TASK DATA ▸
* * * *

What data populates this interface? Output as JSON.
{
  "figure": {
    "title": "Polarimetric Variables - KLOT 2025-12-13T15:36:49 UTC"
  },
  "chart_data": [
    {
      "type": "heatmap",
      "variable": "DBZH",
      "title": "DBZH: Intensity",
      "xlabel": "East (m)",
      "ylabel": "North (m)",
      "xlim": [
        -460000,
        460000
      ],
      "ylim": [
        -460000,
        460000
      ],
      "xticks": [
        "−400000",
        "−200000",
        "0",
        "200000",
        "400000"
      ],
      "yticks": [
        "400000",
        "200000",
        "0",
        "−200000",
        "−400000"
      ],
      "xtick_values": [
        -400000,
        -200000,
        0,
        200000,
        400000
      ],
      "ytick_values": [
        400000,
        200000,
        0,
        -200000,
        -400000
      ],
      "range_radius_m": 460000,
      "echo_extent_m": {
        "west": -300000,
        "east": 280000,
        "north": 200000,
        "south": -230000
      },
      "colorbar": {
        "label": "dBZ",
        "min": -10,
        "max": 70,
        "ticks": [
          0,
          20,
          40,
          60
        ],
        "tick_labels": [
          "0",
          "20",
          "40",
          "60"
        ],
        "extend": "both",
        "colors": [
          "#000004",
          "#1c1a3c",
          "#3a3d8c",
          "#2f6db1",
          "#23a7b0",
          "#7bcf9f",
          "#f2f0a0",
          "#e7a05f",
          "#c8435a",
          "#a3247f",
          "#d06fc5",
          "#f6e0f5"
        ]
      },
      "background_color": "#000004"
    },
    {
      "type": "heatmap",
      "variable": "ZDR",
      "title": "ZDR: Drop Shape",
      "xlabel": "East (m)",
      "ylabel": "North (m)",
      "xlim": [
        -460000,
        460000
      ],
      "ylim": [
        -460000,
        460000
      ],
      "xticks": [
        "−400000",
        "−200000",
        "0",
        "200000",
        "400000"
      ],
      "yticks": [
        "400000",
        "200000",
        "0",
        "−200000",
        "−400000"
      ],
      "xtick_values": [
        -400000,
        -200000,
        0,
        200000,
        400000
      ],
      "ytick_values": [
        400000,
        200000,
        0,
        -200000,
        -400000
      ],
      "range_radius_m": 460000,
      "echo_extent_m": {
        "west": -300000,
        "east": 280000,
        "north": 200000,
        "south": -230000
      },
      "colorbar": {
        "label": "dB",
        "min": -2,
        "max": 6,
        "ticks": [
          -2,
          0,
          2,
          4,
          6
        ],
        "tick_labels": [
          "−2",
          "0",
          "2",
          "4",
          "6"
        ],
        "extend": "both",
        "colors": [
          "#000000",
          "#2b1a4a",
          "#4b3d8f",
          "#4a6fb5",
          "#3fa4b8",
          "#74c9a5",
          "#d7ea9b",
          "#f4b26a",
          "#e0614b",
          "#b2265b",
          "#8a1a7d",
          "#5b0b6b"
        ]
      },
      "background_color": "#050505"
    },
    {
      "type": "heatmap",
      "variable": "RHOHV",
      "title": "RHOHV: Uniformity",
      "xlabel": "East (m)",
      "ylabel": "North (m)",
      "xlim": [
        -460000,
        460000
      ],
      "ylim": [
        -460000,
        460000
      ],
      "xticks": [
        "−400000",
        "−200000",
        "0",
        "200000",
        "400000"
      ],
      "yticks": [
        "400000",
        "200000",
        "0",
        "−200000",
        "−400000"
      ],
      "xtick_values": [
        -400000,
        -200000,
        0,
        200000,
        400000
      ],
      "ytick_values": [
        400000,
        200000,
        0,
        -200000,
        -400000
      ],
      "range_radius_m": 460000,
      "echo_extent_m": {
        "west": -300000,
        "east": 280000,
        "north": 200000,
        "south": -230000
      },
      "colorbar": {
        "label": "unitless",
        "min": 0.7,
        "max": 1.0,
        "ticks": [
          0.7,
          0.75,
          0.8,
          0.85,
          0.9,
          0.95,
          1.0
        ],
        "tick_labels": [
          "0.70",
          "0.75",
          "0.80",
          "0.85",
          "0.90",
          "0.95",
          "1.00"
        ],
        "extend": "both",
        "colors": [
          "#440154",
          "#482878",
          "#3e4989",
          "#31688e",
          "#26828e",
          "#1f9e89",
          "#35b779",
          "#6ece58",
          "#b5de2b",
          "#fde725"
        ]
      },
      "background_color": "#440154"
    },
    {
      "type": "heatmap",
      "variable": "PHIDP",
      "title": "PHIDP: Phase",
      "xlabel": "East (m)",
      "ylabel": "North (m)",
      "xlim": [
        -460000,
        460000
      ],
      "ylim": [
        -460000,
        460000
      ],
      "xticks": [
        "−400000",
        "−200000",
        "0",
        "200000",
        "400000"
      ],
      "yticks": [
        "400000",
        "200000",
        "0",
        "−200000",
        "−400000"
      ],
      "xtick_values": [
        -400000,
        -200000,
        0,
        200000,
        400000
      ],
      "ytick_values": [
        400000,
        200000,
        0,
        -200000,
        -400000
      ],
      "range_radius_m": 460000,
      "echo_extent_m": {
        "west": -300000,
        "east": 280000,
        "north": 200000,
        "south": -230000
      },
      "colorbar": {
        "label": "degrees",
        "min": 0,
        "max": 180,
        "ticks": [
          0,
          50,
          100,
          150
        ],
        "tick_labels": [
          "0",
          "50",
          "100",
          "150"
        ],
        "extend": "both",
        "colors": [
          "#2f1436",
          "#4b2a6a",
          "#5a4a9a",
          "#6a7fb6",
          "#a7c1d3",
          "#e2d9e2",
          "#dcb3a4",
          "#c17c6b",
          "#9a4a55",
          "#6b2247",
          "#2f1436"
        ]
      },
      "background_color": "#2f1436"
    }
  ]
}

* * * *

JOB ▸
Can you restate every record above word for word?

THE ANSWER ▸
What data populates this interface? Output as JSON.
{
  "figure": {
    "title": "Polarimetric Variables - KLOT 2025-12-13T15:36:49 UTC"
  },
  "chart_data": [
    {
      "type": "heatmap",
      "variable": "DBZH",
      "title": "DBZH: Intensity",
      "xlabel": "East (m)",
      "ylabel": "North (m)",
      "xlim": [
        -460000,
        460000
      ],
      "ylim": [
        -460000,
        460000
      ],
      "xticks": [
        "−400000",
        "−200000",
        "0",
        "200000",
        "400000"
      ],
      "yticks": [
        "400000",
        "200000",
        "0",
        "−200000",
        "−400000"
      ],
      "xtick_values": [
        -400000,
        -200000,
        0,
        200000,
        400000
      ],
      "ytick_values": [
        400000,
        200000,
        0,
        -200000,
        -400000
      ],
      "range_radius_m": 460000,
      "echo_extent_m": {
        "west": -300000,
        "east": 280000,
        "north": 200000,
        "south": -230000
      },
      "colorbar": {
        "label": "dBZ",
        "min": -10,
        "max": 70,
        "ticks": [
          0,
          20,
          40,
          60
        ],
        "tick_labels": [
          "0",
          "20",
          "40",
          "60"
        ],
        "extend": "both",
        "colors": [
          "#000004",
          "#1c1a3c",
          "#3a3d8c",
          "#2f6db1",
          "#23a7b0",
          "#7bcf9f",
          "#f2f0a0",
          "#e7a05f",
          "#c8435a",
          "#a3247f",
          "#d06fc5",
          "#f6e0f5"
        ]
      },
      "background_color": "#000004"
    },
    {
      "type": "heatmap",
      "variable": "ZDR",
      "title": "ZDR: Drop Shape",
      "xlabel": "East (m)",
      "ylabel": "North (m)",
      "xlim": [
        -460000,
        460000
      ],
      "ylim": [
        -460000,
        460000
      ],
      "xticks": [
        "−400000",
        "−200000",
        "0",
        "200000",
        "400000"
      ],
      "yticks": [
        "400000",
        "200000",
        "0",
        "−200000",
        "−400000"
      ],
      "xtick_values": [
        -400000,
        -200000,
        0,
        200000,
        400000
      ],
      "ytick_values": [
        400000,
        200000,
        0,
        -200000,
        -400000
      ],
      "range_radius_m": 460000,
      "echo_extent_m": {
        "west": -300000,
        "east": 280000,
        "north": 200000,
        "south": -230000
      },
      "colorbar": {
        "label": "dB",
        "min": -2,
        "max": 6,
        "ticks": [
          -2,
          0,
          2,
          4,
          6
        ],
        "tick_labels": [
          "−2",
          "0",
          "2",
          "4",
          "6"
        ],
        "extend": "both",
        "colors": [
          "#000000",
          "#2b1a4a",
          "#4b3d8f",
          "#4a6fb5",
          "#3fa4b8",
          "#74c9a5",
          "#d7ea9b",
          "#f4b26a",
          "#e0614b",
          "#b2265b",
          "#8a1a7d",
          "#5b0b6b"
        ]
      },
      "background_color": "#050505"
    },
    {
      "type": "heatmap",
      "variable": "RHOHV",
      "title": "RHOHV: Uniformity",
      "xlabel": "East (m)",
      "ylabel": "North (m)",
      "xlim": [
        -460000,
        460000
      ],
      "ylim": [
        -460000,
        460000
      ],
      "xticks": [
        "−400000",
        "−200000",
        "0",
        "200000",
        "400000"
      ],
      "yticks": [
        "400000",
        "200000",
        "0",
        "−200000",
        "−400000"
      ],
      "xtick_values": [
        -400000,
        -200000,
        0,
        200000,
        400000
      ],
      "ytick_values": [
        400000,
        200000,
        0,
        -200000,
        -400000
      ],
      "range_radius_m": 460000,
      "echo_extent_m": {
        "west": -300000,
        "east": 280000,
        "north": 200000,
        "south": -230000
      },
      "colorbar": {
        "label": "unitless",
        "min": 0.7,
        "max": 1.0,
        "ticks": [
          0.7,
          0.75,
          0.8,
          0.85,
          0.9,
          0.95,
          1.0
        ],
        "tick_labels": [
          "0.70",
          "0.75",
          "0.80",
          "0.85",
          "0.90",
          "0.95",
          "1.00"
        ],
        "extend": "both",
        "colors": [
          "#440154",
          "#482878",
          "#3e4989",
          "#31688e",
          "#26828e",
          "#1f9e89",
          "#35b779",
          "#6ece58",
          "#b5de2b",
          "#fde725"
        ]
      },
      "background_color": "#440154"
    },
    {
      "type": "heatmap",
      "variable": "PHIDP",
      "title": "PHIDP: Phase",
      "xlabel": "East (m)",
      "ylabel": "North (m)",
      "xlim": [
        -460000,
        460000
      ],
      "ylim": [
        -460000,
        460000
      ],
      "xticks": [
        "−400000",
        "−200000",
        "0",
        "200000",
        "400000"
      ],
      "yticks": [
        "400000",
        "200000",
        "0",
        "−200000",
        "−400000"
      ],
      "xtick_values": [
        -400000,
        -200000,
        0,
        200000,
        400000
      ],
      "ytick_values": [
        400000,
        200000,
        0,
        -200000,
        -400000
      ],
      "range_radius_m": 460000,
      "echo_extent_m": {
        "west": -300000,
        "east": 280000,
        "north": 200000,
        "south": -230000
      },
      "colorbar": {
        "label": "degrees",
        "min": 0,
        "max": 180,
        "ticks": [
          0,
          50,
          100,
          150
        ],
        "tick_labels": [
          "0",
          "50",
          "100",
          "150"
        ],
        "extend": "both",
        "colors": [
          "#2f1436",
          "#4b2a6a",
          "#5a4a9a",
          "#6a7fb6",
          "#a7c1d3",
          "#e2d9e2",
          "#dcb3a4",
          "#c17c6b",
          "#9a4a55",
          "#6b2247",
          "#2f1436"
        ]
      },
      "background_color": "#2f1436"
    }
  ]
}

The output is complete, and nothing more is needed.